# PROBLEM DETAILS
Take each line from the entries that holds "REGULATION" and copy it out.

START GIVEN RECORDS

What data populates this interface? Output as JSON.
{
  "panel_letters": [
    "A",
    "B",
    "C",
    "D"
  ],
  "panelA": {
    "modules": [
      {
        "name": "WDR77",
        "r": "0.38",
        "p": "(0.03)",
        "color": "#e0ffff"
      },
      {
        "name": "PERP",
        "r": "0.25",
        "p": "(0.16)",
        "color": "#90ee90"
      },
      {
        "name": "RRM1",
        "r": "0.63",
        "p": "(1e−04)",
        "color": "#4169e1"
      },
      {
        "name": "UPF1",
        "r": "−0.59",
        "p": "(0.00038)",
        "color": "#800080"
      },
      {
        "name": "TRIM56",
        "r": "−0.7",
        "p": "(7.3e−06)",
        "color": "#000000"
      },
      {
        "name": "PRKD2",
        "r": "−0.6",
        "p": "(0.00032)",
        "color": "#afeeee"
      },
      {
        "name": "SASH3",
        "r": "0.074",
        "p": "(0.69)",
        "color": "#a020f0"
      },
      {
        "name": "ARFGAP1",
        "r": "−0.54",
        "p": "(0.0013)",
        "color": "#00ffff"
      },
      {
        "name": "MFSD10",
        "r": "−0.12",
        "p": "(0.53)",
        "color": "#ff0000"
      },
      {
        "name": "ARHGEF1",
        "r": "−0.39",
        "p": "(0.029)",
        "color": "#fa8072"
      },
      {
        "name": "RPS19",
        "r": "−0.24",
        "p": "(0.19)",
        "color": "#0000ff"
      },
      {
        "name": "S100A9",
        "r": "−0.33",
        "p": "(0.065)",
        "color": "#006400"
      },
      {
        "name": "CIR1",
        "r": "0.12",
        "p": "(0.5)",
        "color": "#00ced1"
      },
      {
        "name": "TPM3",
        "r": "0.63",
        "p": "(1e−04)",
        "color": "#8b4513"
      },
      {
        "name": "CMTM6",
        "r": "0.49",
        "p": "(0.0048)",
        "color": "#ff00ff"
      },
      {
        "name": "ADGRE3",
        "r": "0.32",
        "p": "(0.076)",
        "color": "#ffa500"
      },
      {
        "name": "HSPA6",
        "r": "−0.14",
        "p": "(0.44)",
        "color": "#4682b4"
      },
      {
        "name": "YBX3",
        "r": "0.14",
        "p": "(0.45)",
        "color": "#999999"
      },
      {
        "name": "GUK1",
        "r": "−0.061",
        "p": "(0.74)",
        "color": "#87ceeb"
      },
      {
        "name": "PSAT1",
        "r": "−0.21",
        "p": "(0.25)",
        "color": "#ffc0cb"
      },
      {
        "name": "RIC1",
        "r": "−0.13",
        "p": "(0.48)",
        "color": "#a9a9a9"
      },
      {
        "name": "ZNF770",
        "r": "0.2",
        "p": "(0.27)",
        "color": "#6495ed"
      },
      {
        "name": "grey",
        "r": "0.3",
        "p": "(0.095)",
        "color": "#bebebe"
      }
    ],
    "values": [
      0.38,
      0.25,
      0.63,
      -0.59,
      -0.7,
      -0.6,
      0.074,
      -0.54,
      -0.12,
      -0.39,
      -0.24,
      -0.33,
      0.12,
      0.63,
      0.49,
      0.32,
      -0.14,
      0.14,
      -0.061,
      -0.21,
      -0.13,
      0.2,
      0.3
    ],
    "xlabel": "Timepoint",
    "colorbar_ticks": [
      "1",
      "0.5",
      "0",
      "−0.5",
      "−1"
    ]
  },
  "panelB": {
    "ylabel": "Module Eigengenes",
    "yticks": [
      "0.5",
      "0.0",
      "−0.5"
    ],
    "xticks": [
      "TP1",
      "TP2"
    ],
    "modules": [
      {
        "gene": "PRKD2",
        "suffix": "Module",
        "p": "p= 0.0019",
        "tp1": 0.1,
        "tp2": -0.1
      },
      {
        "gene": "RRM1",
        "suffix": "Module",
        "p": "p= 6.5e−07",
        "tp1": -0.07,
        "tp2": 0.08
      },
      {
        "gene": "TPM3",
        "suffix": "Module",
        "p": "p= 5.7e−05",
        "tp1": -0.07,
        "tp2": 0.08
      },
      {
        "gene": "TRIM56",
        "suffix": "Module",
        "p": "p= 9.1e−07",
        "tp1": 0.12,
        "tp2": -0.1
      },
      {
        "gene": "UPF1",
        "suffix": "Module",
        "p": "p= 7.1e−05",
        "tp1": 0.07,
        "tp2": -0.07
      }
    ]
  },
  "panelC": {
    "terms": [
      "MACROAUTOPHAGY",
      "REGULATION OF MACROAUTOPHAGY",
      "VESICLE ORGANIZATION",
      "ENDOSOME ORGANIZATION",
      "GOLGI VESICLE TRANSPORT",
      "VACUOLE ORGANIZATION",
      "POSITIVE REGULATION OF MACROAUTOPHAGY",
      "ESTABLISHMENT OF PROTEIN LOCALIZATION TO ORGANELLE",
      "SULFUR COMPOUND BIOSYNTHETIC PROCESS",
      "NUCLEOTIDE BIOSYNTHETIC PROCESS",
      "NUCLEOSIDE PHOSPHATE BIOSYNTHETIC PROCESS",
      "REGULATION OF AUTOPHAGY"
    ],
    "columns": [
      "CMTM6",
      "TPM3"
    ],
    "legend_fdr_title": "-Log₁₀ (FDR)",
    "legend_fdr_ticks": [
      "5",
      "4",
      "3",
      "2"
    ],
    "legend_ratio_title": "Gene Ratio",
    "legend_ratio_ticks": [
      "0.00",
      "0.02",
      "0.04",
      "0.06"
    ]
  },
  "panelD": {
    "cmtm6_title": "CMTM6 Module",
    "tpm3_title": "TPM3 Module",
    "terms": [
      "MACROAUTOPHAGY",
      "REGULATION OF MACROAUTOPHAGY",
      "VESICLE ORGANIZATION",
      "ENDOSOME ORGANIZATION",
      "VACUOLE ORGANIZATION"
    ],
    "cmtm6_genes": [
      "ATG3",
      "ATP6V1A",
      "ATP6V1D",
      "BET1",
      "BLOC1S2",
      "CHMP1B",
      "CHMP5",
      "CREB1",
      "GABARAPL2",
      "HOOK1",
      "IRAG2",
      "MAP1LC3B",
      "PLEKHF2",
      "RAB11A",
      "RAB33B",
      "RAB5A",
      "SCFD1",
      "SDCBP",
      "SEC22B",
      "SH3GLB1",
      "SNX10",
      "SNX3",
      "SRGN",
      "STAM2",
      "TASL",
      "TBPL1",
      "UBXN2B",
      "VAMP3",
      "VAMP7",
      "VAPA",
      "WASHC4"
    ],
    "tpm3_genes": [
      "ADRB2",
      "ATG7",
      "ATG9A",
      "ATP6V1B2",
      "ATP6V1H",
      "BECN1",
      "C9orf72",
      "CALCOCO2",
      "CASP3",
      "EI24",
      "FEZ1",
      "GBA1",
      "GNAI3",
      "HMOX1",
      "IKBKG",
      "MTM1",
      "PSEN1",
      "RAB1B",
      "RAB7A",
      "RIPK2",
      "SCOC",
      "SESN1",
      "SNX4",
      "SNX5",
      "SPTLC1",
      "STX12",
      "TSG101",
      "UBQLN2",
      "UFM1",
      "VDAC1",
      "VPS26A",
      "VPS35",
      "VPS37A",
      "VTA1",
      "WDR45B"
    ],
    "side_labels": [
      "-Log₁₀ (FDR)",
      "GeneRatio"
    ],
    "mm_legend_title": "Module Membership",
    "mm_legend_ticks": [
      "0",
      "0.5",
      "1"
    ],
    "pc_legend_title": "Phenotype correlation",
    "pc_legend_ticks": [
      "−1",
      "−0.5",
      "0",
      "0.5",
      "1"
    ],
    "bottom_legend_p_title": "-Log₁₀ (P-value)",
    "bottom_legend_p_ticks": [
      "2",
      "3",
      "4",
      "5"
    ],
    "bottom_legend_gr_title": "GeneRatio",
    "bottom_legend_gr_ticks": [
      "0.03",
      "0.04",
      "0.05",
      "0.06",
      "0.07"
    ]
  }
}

END GIVEN RECORDS

# EXERCISE SOLUTION
      "REGULATION OF MACROAUTOPHAGY",
      "POSITIVE REGULATION OF MACROAUTOPHAGY",
      "REGULATION OF AUTOPHAGY"
      "REGULATION OF MACROAUTOPHAGY",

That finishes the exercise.